→ **Objective**: Each line in the entries below that holds the string "podíl" is to be listed.

-*-*-

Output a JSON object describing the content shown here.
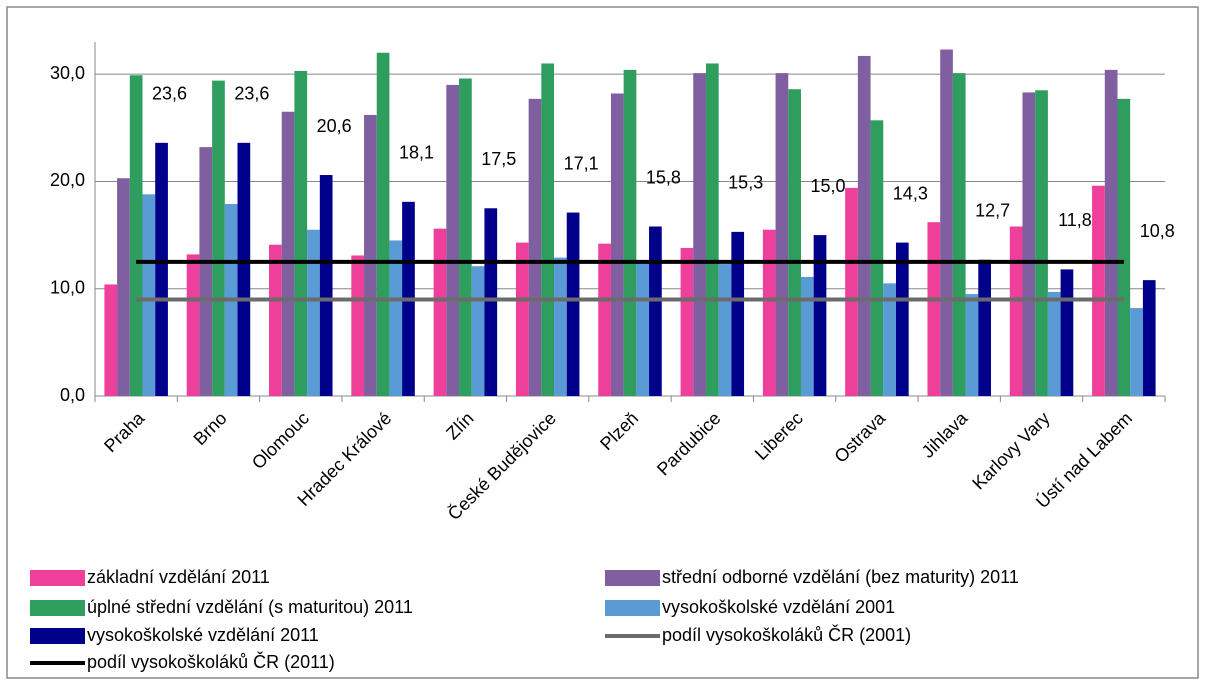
{
  "chart_data": {
    "type": "bar",
    "categories": [
      "Praha",
      "Brno",
      "Olomouc",
      "Hradec Králové",
      "Zlín",
      "České Budějovice",
      "Plzeň",
      "Pardubice",
      "Liberec",
      "Ostrava",
      "Jihlava",
      "Karlovy Vary",
      "Ústí nad Labem"
    ],
    "series": [
      {
        "name": "základní vzdělání 2011",
        "color": "#ee3f9b",
        "values": [
          10.4,
          13.2,
          14.1,
          13.1,
          15.6,
          14.3,
          14.2,
          13.8,
          15.5,
          19.4,
          16.2,
          15.8,
          19.6
        ]
      },
      {
        "name": "střední odborné vzdělání (bez maturity) 2011",
        "color": "#7f5fa0",
        "values": [
          20.3,
          23.2,
          26.5,
          26.2,
          29.0,
          27.7,
          28.2,
          30.1,
          30.1,
          31.7,
          32.3,
          28.3,
          30.4
        ]
      },
      {
        "name": "úplné střední vzdělání (s maturitou) 2011",
        "color": "#2e9d5e",
        "values": [
          29.9,
          29.4,
          30.3,
          32.0,
          29.6,
          31.0,
          30.4,
          31.0,
          28.6,
          25.7,
          30.1,
          28.5,
          27.7
        ]
      },
      {
        "name": "vysokoškolské vzdělání 2001",
        "color": "#5b9bd5",
        "values": [
          18.8,
          17.9,
          15.5,
          14.5,
          12.1,
          12.9,
          12.5,
          12.3,
          11.1,
          10.5,
          9.5,
          9.7,
          8.2
        ]
      },
      {
        "name": "vysokoškolské vzdělání 2011",
        "color": "#00008b",
        "values": [
          23.6,
          23.6,
          20.6,
          18.1,
          17.5,
          17.1,
          15.8,
          15.3,
          15.0,
          14.3,
          12.7,
          11.8,
          10.8
        ],
        "value_labels": [
          "23,6",
          "23,6",
          "20,6",
          "18,1",
          "17,5",
          "17,1",
          "15,8",
          "15,3",
          "15,0",
          "14,3",
          "12,7",
          "11,8",
          "10,8"
        ]
      },
      {
        "name": "podíl vysokoškoláků ČR (2001)",
        "type": "line",
        "color": "#6b6b6b",
        "values": [
          9.0,
          9.0,
          9.0,
          9.0,
          9.0,
          9.0,
          9.0,
          9.0,
          9.0,
          9.0,
          9.0,
          9.0,
          9.0
        ]
      },
      {
        "name": "podíl vysokoškoláků ČR (2011)",
        "type": "line",
        "color": "#000000",
        "values": [
          12.5,
          12.5,
          12.5,
          12.5,
          12.5,
          12.5,
          12.5,
          12.5,
          12.5,
          12.5,
          12.5,
          12.5,
          12.5
        ]
      }
    ],
    "ylim": [
      0,
      33
    ],
    "yticks": [
      {
        "value": 0,
        "label": "0,0"
      },
      {
        "value": 10,
        "label": "10,0"
      },
      {
        "value": 20,
        "label": "20,0"
      },
      {
        "value": 30,
        "label": "30,0"
      }
    ],
    "grid": true
  }
}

-*-*-

→ **Right answer**:
        "name": "podíl vysokoškoláků ČR (2001)",
        "name": "podíl vysokoškoláků ČR (2011)",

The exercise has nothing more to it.